Task objective: Quote the data below in full, minus the images.

Recorded information:
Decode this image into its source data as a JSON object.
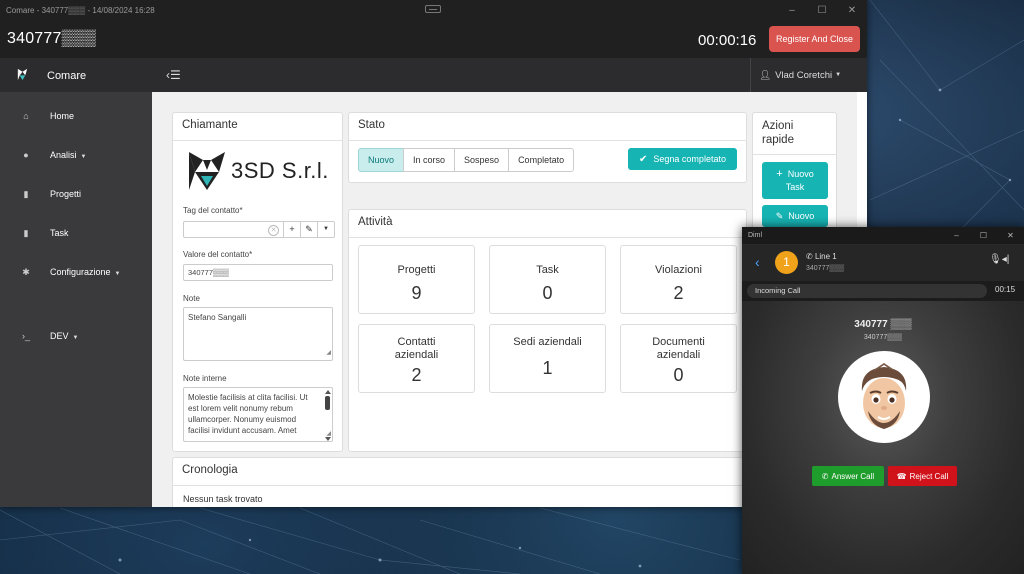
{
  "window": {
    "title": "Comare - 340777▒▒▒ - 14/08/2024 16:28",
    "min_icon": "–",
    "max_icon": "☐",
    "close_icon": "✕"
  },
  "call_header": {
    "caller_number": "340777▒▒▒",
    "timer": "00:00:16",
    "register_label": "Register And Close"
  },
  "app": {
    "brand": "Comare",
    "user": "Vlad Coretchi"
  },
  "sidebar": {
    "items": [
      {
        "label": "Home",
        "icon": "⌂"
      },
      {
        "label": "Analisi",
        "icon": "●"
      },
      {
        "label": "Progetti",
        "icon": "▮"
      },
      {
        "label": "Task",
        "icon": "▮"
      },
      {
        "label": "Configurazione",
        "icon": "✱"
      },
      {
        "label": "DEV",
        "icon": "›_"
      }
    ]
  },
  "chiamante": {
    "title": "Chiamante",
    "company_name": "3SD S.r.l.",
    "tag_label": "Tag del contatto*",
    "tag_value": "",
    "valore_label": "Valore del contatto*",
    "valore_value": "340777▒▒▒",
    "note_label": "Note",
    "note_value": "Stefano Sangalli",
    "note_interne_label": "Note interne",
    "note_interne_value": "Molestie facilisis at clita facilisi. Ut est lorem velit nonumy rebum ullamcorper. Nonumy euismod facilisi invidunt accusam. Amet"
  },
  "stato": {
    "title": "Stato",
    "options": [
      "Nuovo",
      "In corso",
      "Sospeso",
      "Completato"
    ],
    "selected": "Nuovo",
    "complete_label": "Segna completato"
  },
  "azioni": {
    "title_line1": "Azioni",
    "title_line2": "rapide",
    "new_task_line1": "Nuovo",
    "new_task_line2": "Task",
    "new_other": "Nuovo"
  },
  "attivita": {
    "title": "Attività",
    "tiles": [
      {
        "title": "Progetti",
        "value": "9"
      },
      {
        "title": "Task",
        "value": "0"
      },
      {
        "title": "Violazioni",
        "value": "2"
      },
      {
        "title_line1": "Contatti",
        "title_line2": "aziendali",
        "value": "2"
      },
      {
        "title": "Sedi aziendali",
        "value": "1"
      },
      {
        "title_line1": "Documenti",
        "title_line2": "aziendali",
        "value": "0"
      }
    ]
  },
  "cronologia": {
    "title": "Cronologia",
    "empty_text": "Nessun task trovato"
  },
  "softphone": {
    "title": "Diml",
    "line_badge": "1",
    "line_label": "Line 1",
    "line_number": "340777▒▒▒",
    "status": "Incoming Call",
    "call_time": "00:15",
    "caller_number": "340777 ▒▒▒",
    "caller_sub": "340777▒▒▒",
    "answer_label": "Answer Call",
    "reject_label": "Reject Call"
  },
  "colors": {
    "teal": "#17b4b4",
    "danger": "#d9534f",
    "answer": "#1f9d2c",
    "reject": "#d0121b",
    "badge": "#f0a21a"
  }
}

Task answer:
Decode this image into its source data as a JSON object.
{
  "window": {
    "title": "Comare - 340777▒▒▒ - 14/08/2024 16:28",
    "min_icon": "–",
    "max_icon": "☐",
    "close_icon": "✕"
  },
  "call_header": {
    "caller_number": "340777▒▒▒",
    "timer": "00:00:16",
    "register_label": "Register And Close"
  },
  "app": {
    "brand": "Comare",
    "user": "Vlad Coretchi"
  },
  "sidebar": {
    "items": [
      {
        "label": "Home",
        "icon": "⌂"
      },
      {
        "label": "Analisi",
        "icon": "●"
      },
      {
        "label": "Progetti",
        "icon": "▮"
      },
      {
        "label": "Task",
        "icon": "▮"
      },
      {
        "label": "Configurazione",
        "icon": "✱"
      },
      {
        "label": "DEV",
        "icon": "›_"
      }
    ]
  },
  "chiamante": {
    "title": "Chiamante",
    "company_name": "3SD S.r.l.",
    "tag_label": "Tag del contatto*",
    "tag_value": "",
    "valore_label": "Valore del contatto*",
    "valore_value": "340777▒▒▒",
    "note_label": "Note",
    "note_value": "Stefano Sangalli",
    "note_interne_label": "Note interne",
    "note_interne_value": "Molestie facilisis at clita facilisi. Ut est lorem velit nonumy rebum ullamcorper. Nonumy euismod facilisi invidunt accusam. Amet"
  },
  "stato": {
    "title": "Stato",
    "options": [
      "Nuovo",
      "In corso",
      "Sospeso",
      "Completato"
    ],
    "selected": "Nuovo",
    "complete_label": "Segna completato"
  },
  "azioni": {
    "title_line1": "Azioni",
    "title_line2": "rapide",
    "new_task_line1": "Nuovo",
    "new_task_line2": "Task",
    "new_other": "Nuovo"
  },
  "attivita": {
    "title": "Attività",
    "tiles": [
      {
        "title": "Progetti",
        "value": "9"
      },
      {
        "title": "Task",
        "value": "0"
      },
      {
        "title": "Violazioni",
        "value": "2"
      },
      {
        "title_line1": "Contatti",
        "title_line2": "aziendali",
        "value": "2"
      },
      {
        "title": "Sedi aziendali",
        "value": "1"
      },
      {
        "title_line1": "Documenti",
        "title_line2": "aziendali",
        "value": "0"
      }
    ]
  },
  "cronologia": {
    "title": "Cronologia",
    "empty_text": "Nessun task trovato"
  },
  "softphone": {
    "title": "Diml",
    "line_badge": "1",
    "line_label": "Line 1",
    "line_number": "340777▒▒▒",
    "status": "Incoming Call",
    "call_time": "00:15",
    "caller_number": "340777 ▒▒▒",
    "caller_sub": "340777▒▒▒",
    "answer_label": "Answer Call",
    "reject_label": "Reject Call"
  },
  "colors": {
    "teal": "#17b4b4",
    "danger": "#d9534f",
    "answer": "#1f9d2c",
    "reject": "#d0121b",
    "badge": "#f0a21a"
  }
}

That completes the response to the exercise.